▶ WHAT TO DO
The answer must consist of each line below that holds the word "Substanzen", copied as it stands.

>>

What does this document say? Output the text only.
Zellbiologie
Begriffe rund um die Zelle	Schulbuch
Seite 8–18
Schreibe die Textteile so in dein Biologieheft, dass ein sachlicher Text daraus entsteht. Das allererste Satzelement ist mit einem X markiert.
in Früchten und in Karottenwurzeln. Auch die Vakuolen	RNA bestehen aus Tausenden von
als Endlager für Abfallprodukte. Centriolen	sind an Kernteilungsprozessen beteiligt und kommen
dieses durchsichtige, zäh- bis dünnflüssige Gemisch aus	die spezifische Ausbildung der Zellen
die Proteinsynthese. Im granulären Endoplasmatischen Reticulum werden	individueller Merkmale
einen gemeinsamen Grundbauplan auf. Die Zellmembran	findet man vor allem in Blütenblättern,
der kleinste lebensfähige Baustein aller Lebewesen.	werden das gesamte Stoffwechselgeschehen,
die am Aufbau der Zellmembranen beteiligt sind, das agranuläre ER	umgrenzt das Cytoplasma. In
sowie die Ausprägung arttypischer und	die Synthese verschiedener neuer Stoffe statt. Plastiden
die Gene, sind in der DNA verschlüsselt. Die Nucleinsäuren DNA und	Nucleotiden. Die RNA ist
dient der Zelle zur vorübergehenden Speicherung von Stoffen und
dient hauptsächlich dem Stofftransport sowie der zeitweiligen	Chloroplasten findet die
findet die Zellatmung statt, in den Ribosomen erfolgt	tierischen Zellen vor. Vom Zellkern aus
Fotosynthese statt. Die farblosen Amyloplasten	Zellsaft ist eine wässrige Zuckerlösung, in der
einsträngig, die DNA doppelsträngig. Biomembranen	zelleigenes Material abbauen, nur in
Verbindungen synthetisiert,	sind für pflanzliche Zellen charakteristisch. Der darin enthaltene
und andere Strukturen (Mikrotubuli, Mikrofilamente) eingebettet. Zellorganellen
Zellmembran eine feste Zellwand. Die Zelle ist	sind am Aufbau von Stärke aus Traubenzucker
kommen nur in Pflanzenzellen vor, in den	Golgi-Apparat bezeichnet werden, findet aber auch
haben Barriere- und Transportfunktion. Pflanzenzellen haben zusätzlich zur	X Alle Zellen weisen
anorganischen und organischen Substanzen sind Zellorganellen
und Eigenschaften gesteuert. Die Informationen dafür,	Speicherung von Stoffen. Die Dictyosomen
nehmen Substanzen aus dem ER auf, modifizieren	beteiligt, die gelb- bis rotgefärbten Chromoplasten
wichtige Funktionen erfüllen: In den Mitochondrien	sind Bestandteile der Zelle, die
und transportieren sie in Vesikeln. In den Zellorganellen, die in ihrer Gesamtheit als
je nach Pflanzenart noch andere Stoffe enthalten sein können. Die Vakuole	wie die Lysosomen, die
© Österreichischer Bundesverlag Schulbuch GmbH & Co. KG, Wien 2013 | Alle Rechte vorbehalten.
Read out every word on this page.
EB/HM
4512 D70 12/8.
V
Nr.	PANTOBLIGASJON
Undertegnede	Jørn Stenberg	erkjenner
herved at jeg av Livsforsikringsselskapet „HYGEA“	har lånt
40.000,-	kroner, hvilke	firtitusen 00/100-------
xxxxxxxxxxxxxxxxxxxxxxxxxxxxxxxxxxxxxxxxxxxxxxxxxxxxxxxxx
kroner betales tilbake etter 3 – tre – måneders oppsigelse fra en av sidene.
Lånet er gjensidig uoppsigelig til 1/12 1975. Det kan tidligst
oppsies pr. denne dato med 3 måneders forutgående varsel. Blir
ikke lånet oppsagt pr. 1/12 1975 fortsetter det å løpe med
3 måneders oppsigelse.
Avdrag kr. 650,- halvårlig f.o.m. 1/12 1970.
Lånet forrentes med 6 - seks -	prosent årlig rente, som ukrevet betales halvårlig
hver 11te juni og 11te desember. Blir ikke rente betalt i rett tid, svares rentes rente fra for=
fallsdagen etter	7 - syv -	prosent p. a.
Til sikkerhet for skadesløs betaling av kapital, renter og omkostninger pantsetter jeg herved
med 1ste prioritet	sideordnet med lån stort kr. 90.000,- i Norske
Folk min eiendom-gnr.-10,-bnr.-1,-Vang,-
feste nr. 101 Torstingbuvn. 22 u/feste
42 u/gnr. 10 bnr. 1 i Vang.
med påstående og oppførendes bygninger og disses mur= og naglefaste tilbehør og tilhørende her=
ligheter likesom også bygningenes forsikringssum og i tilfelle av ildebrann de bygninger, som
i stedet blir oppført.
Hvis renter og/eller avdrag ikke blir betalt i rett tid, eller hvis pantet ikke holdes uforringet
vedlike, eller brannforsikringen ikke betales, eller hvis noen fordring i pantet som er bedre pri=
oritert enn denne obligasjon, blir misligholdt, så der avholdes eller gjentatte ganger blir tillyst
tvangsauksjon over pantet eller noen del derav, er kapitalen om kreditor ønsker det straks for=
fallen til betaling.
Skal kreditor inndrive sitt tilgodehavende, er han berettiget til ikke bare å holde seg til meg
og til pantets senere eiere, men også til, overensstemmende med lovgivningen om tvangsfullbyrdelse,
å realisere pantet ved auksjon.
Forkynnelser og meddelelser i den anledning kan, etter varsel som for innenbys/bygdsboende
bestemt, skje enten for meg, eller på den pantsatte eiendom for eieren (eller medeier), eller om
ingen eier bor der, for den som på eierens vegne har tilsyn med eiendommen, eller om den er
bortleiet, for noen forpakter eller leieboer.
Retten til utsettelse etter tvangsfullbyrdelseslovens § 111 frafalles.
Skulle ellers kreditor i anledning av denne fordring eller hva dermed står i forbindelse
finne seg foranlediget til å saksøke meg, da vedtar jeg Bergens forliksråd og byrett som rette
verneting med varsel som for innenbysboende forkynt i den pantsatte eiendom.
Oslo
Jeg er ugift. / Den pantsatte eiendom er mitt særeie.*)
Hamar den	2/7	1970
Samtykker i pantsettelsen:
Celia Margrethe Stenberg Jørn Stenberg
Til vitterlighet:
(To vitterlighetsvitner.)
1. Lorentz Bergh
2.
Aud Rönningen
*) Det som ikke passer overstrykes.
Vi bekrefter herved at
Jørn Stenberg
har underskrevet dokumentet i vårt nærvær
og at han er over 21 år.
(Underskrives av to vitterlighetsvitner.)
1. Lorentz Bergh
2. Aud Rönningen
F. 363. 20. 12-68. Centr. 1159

<<

▶ TASK RESULT
anorganischen und organischen Substanzen sind Zellorganellen
nehmen Substanzen aus dem ER auf, modifizieren	beteiligt, die gelb- bis rotgefärbten Chromoplasten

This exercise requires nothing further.